--- Begin Records shown ---

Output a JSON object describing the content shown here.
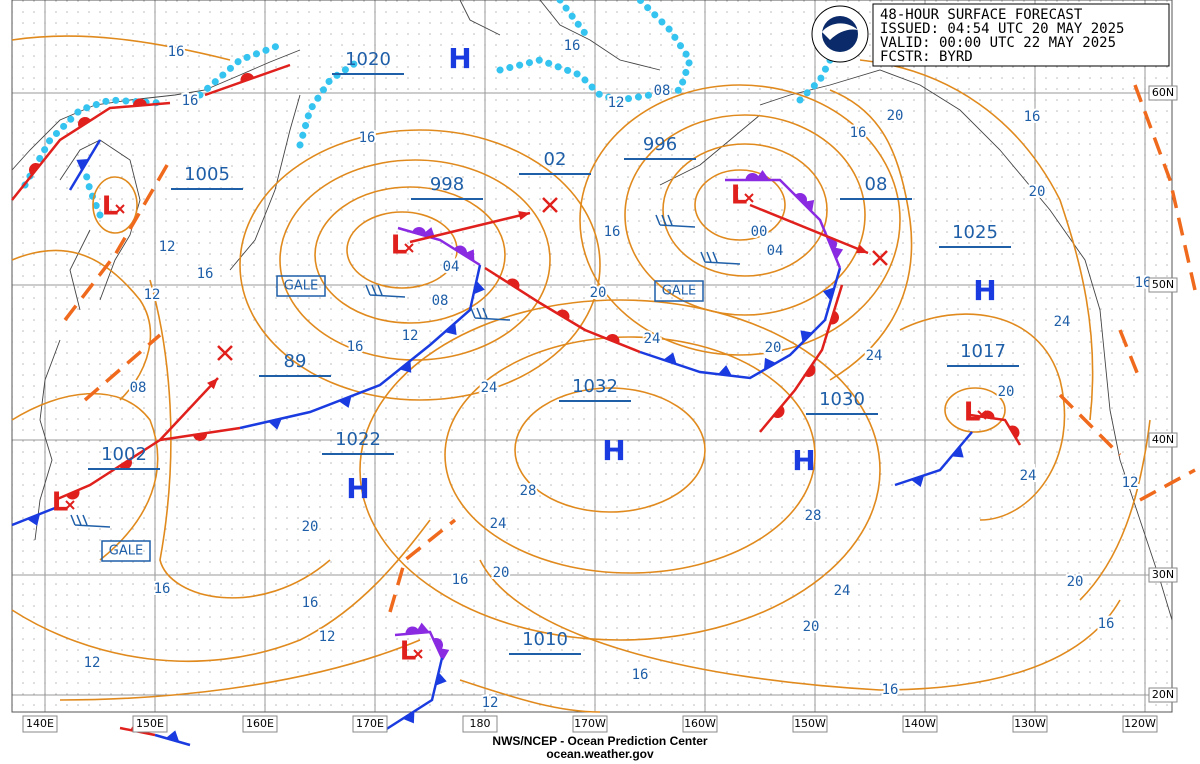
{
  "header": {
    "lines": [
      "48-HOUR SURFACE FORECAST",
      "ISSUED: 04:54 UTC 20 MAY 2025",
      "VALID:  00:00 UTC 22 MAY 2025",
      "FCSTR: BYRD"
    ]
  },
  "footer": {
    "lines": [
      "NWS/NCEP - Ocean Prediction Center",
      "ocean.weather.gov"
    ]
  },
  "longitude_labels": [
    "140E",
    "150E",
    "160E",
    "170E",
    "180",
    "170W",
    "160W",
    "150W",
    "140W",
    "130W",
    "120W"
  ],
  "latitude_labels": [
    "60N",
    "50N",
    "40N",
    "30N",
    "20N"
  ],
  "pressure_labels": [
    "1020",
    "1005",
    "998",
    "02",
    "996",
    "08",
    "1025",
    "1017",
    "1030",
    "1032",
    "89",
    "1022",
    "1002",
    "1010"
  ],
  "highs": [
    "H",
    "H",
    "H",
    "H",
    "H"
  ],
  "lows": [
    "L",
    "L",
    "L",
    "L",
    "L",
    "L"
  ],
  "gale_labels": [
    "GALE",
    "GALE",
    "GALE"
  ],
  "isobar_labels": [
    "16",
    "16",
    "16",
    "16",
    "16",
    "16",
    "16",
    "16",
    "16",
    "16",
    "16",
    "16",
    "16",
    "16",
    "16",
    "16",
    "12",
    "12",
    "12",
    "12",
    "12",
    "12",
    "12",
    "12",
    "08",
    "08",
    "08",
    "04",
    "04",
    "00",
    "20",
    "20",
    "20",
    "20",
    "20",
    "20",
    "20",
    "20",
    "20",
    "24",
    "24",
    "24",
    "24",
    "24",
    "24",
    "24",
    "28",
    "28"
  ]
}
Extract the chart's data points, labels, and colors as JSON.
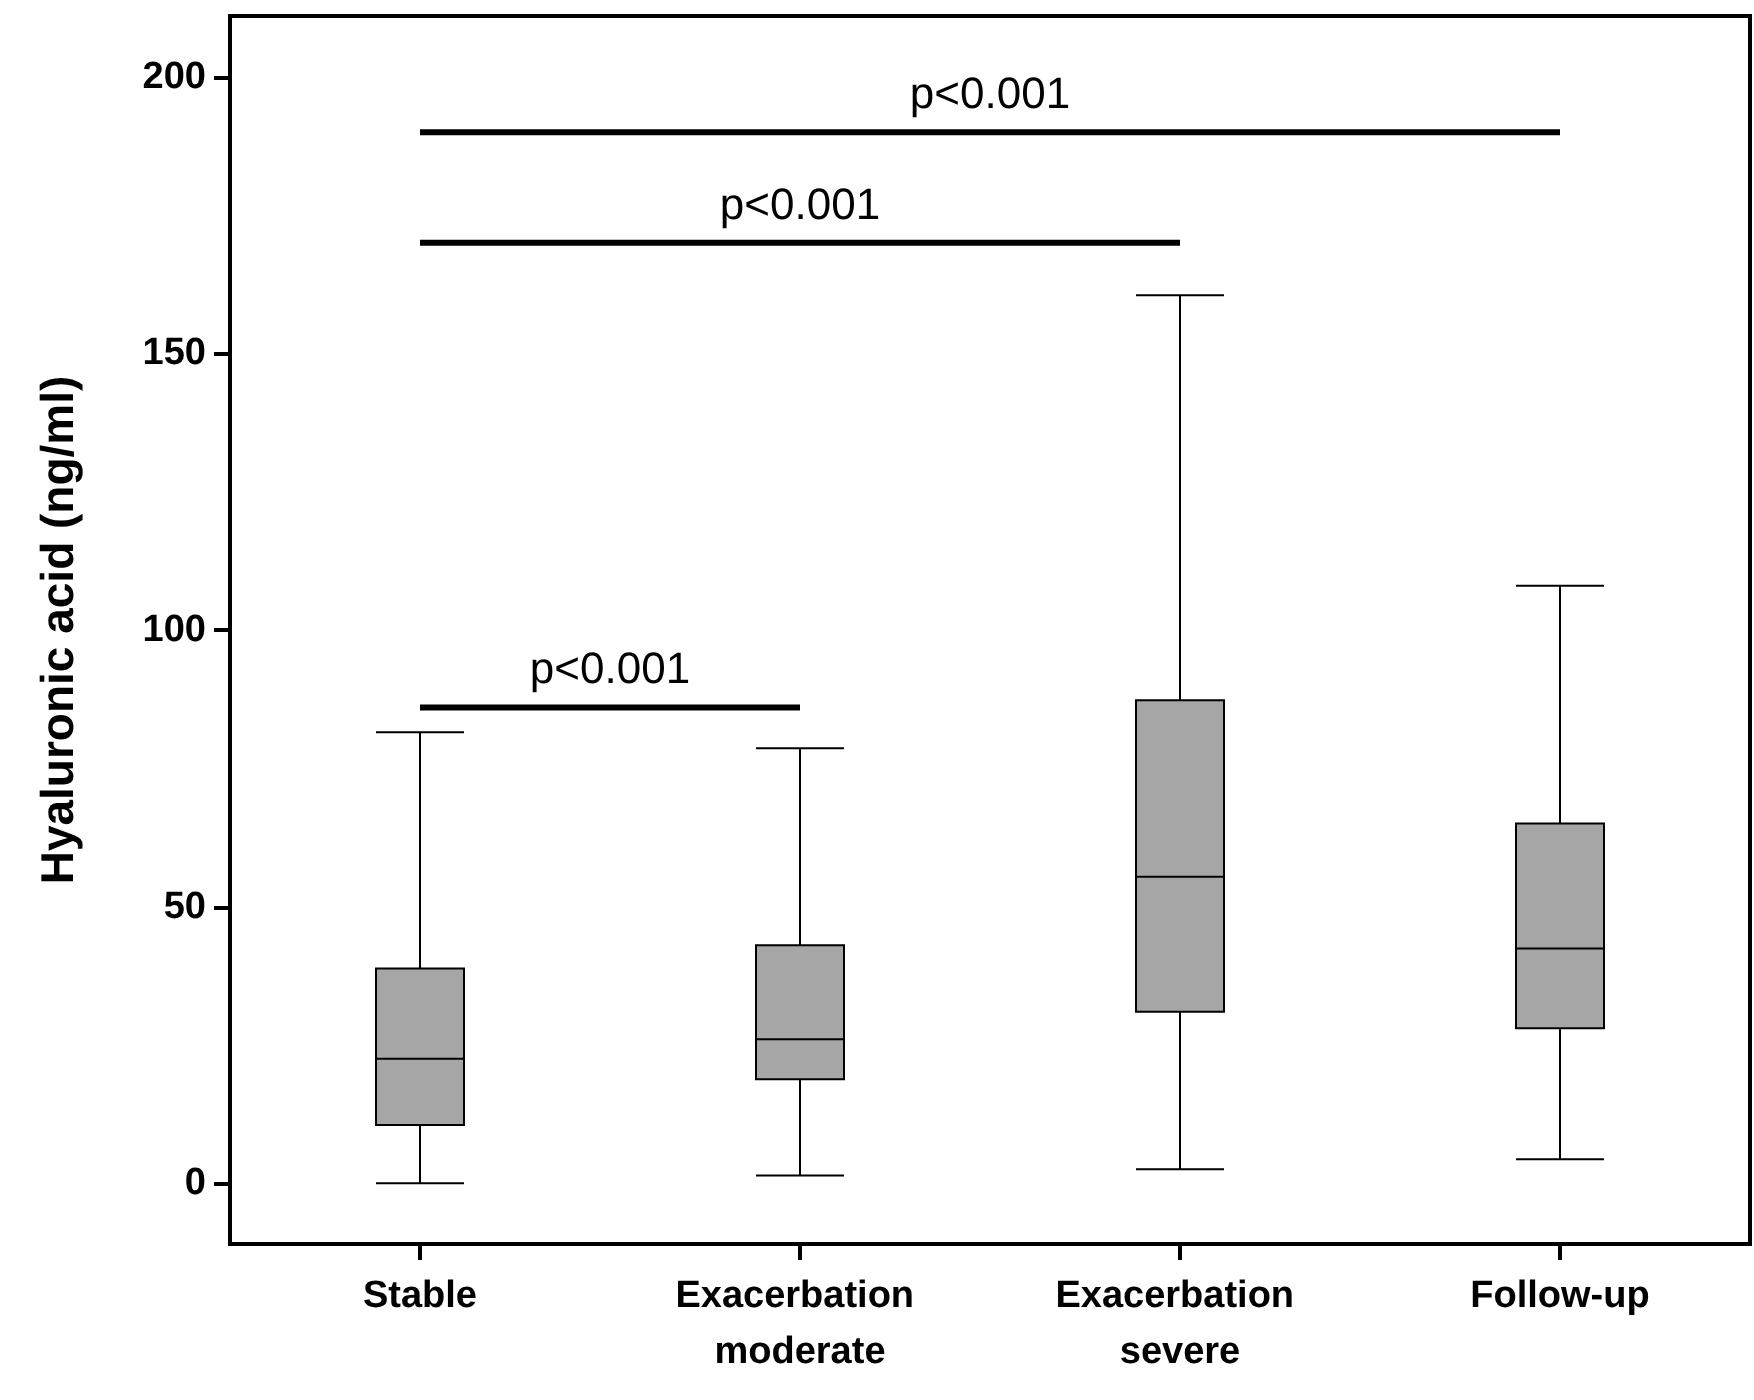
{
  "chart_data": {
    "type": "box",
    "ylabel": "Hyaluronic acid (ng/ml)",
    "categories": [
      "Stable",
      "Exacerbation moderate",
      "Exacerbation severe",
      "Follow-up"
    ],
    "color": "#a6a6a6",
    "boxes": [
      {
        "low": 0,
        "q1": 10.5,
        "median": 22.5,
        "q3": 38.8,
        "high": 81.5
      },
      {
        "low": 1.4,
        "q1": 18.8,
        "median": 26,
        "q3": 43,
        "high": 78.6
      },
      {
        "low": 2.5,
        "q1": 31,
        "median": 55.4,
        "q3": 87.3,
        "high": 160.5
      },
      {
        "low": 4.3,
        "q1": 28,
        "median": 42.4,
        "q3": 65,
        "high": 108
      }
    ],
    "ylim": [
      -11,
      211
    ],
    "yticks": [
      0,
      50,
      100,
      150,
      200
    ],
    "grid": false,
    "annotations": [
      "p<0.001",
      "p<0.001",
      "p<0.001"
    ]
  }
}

--- End Records shown ---
--- Begin Records shown ---

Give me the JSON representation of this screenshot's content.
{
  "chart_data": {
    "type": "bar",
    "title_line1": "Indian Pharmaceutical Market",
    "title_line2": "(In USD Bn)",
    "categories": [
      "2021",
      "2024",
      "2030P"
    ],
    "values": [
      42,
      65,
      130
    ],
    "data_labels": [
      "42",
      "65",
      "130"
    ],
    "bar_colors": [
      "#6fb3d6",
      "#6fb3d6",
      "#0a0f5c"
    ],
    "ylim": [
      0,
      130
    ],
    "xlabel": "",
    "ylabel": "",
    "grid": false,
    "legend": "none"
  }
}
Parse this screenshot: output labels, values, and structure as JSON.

--- End Records shown ---

[The task]
Take the lines from the line with "Give me the" through the line with "Parse this screenshot: output", both ends included, and give them again exactly, with nothing else.

[Result below]
Give me the JSON representation of this screenshot's content.
{
  "chart_data": {
    "type": "bar",
    "title_line1": "Indian Pharmaceutical Market",
    "title_line2": "(In USD Bn)",
    "categories": [
      "2021",
      "2024",
      "2030P"
    ],
    "values": [
      42,
      65,
      130
    ],
    "data_labels": [
      "42",
      "65",
      "130"
    ],
    "bar_colors": [
      "#6fb3d6",
      "#6fb3d6",
      "#0a0f5c"
    ],
    "ylim": [
      0,
      130
    ],
    "xlabel": "",
    "ylabel": "",
    "grid": false,
    "legend": "none"
  }
}
Parse this screenshot: output labels, values, and structure as JSON.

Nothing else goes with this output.